Challenge:
Count lines, not occurrences: give the number of lines holding the word "impressions", and nothing besides.

Listed records:
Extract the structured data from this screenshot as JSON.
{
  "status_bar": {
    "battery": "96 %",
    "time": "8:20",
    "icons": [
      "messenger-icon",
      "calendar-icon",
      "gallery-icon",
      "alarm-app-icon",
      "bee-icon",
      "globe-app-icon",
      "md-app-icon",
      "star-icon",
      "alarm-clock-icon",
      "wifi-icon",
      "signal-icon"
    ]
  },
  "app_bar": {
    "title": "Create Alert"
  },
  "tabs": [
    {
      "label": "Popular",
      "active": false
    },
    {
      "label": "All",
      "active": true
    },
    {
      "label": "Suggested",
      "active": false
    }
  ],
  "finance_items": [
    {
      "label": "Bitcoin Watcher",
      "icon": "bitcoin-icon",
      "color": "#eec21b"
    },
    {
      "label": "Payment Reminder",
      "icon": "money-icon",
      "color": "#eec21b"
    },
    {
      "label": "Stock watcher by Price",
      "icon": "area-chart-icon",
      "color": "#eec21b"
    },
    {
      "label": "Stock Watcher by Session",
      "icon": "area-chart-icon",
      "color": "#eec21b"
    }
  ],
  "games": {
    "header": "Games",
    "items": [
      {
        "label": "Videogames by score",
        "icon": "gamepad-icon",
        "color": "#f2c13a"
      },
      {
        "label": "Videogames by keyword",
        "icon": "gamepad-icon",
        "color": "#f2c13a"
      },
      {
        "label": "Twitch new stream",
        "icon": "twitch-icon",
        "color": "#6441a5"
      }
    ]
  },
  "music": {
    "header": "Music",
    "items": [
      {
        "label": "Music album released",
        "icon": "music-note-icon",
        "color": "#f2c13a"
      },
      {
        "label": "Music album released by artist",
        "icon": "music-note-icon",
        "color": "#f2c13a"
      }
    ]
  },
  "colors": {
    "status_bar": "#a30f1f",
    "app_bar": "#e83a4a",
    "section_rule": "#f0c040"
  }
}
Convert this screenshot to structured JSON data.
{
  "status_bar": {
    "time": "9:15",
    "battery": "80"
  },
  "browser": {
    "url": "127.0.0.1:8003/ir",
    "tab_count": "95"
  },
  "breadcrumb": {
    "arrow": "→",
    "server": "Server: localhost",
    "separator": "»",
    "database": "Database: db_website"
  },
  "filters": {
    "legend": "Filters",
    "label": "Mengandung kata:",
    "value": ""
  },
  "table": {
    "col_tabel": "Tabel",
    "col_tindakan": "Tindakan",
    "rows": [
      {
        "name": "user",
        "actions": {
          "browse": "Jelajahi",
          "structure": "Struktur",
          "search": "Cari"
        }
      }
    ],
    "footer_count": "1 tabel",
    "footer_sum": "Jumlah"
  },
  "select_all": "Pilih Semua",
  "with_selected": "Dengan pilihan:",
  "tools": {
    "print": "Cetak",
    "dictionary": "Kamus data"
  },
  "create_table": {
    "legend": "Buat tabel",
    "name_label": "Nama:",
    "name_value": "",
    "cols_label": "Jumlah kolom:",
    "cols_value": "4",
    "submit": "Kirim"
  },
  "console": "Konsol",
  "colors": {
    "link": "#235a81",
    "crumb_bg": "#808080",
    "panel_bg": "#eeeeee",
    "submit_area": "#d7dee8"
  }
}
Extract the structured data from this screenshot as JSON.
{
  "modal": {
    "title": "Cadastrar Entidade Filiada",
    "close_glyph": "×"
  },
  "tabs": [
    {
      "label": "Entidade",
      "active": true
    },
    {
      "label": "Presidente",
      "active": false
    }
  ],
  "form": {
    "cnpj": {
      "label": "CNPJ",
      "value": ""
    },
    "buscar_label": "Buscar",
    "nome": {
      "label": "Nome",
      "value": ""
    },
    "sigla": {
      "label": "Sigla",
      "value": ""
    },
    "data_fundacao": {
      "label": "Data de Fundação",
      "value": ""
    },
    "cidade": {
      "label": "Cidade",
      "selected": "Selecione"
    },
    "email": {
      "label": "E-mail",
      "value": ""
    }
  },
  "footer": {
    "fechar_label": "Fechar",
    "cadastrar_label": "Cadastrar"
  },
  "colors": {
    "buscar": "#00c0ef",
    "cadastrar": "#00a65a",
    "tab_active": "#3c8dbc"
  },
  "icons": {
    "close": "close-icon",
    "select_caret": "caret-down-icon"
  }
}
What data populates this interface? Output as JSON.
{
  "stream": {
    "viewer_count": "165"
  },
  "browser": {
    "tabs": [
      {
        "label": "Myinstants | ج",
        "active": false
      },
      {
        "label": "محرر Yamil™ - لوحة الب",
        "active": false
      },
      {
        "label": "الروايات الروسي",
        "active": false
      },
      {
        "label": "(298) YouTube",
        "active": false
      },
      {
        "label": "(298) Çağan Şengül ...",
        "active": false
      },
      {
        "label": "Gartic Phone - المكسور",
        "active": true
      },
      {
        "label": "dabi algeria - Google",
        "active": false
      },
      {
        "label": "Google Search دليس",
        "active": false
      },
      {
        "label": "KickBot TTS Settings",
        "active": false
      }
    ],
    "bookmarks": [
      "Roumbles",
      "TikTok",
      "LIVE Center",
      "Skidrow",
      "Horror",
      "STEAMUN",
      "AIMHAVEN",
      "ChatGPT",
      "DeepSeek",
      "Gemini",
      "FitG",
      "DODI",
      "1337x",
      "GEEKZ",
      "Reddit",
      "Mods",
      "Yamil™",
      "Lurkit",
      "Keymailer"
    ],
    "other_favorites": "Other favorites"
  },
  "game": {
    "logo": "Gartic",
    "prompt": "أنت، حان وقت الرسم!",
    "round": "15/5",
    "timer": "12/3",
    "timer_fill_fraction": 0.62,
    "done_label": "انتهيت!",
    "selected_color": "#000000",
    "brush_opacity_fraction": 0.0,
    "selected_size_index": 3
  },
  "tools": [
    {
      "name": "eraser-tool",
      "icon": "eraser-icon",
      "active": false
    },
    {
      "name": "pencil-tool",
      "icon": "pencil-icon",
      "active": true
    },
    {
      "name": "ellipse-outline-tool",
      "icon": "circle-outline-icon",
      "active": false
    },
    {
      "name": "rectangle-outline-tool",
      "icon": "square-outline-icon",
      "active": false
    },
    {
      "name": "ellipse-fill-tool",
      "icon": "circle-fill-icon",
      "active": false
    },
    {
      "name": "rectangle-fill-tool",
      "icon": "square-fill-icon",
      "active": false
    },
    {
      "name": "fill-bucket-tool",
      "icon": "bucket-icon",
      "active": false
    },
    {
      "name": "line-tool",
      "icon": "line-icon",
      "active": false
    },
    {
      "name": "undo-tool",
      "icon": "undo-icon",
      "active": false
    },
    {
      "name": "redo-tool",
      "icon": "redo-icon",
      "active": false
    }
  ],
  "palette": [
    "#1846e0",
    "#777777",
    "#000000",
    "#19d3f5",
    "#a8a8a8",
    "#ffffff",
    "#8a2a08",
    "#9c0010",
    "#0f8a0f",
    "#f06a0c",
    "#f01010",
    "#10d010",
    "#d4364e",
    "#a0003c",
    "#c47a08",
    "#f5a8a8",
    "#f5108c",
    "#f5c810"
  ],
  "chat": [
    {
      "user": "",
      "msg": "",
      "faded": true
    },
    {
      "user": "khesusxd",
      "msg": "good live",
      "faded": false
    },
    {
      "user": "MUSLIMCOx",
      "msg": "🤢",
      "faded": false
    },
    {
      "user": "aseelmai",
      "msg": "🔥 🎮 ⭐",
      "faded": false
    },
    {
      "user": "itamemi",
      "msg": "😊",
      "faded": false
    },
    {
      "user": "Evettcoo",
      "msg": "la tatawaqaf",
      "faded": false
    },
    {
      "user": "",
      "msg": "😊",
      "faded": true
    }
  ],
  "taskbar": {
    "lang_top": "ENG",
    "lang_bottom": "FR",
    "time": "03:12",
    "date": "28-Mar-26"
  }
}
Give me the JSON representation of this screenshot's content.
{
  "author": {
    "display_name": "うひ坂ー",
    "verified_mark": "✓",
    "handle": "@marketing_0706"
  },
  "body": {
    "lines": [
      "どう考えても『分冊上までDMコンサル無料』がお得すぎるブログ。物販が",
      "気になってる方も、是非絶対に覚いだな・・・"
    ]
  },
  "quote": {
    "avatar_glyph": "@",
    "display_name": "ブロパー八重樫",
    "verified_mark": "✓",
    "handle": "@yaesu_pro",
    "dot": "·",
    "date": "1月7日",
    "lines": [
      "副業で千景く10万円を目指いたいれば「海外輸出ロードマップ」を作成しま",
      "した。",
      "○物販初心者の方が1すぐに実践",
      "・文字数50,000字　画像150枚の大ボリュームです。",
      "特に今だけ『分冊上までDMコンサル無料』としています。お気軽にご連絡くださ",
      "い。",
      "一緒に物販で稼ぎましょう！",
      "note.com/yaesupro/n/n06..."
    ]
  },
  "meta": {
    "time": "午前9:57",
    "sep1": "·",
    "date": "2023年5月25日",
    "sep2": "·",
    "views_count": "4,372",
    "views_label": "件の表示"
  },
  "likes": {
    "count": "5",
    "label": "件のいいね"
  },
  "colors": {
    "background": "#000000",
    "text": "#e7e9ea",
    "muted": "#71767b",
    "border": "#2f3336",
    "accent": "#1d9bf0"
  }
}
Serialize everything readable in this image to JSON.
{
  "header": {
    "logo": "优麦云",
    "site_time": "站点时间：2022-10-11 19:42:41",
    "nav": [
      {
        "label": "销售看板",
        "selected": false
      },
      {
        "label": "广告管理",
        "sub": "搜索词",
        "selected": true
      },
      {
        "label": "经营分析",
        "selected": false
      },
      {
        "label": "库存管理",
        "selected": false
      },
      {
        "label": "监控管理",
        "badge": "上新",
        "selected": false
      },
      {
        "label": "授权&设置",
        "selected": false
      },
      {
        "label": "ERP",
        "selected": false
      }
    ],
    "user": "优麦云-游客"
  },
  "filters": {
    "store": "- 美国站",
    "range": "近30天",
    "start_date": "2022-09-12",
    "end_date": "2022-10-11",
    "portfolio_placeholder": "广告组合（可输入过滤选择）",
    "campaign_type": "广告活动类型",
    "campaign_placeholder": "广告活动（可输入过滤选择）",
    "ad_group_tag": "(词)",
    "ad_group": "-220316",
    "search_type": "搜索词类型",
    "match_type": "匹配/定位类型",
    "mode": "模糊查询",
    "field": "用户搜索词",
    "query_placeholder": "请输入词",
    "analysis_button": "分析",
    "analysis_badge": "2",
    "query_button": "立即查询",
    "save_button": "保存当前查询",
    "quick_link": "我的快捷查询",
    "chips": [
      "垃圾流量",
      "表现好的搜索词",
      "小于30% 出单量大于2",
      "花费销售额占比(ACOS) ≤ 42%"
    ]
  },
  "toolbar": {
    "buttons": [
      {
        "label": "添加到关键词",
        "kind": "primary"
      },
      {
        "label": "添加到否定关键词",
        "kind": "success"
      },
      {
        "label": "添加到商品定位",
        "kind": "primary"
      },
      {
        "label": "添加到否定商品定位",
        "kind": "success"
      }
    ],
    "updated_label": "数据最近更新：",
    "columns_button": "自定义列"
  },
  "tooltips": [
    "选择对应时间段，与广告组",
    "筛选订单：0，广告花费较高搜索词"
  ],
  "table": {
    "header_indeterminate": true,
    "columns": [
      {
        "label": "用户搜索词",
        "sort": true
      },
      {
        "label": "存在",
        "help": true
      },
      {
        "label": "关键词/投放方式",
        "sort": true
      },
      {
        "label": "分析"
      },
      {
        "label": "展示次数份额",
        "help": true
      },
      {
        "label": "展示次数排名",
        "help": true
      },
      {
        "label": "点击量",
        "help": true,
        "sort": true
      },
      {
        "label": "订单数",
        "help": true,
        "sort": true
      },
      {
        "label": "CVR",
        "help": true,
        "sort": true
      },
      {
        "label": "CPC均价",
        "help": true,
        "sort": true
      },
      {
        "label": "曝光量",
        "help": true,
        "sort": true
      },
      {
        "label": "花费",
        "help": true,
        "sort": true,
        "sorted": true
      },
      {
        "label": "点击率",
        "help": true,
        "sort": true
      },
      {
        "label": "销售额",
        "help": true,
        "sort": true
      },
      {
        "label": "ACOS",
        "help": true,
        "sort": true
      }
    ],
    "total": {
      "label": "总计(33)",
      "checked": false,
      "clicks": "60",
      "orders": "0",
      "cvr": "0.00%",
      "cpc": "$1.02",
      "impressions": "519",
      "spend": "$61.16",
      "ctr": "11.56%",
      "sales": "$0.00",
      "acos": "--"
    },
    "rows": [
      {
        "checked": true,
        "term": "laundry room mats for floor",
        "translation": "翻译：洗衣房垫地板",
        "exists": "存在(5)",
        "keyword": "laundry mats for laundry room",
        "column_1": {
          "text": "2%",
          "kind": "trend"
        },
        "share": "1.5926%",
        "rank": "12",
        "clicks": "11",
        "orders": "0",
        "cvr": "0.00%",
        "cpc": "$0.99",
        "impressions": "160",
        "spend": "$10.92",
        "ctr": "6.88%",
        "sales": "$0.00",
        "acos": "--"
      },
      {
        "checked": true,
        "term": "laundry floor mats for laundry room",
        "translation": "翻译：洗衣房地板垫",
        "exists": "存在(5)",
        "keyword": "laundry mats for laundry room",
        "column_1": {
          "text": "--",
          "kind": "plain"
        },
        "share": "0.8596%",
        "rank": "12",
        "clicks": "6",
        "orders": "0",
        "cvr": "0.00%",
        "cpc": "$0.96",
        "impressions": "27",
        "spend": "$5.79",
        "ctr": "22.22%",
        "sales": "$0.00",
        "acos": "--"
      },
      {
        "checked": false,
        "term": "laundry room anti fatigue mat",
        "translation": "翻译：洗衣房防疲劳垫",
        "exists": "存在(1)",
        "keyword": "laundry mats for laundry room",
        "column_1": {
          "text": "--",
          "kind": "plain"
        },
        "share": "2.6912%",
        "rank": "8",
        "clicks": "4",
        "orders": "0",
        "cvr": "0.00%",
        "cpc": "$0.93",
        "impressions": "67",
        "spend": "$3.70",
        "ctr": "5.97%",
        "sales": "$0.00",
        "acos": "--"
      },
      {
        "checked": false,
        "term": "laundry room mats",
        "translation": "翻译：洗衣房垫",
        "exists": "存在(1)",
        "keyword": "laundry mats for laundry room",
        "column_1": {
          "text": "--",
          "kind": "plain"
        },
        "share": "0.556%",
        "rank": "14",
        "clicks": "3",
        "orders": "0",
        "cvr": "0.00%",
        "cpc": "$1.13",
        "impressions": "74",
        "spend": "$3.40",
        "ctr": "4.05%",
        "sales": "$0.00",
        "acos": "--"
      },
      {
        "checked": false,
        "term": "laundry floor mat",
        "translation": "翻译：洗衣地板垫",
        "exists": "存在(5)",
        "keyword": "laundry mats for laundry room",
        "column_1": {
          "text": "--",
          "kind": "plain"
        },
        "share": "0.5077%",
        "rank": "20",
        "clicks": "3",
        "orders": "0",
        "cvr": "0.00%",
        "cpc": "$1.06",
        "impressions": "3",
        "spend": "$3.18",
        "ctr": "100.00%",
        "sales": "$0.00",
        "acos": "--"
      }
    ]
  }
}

Reply to the task:
6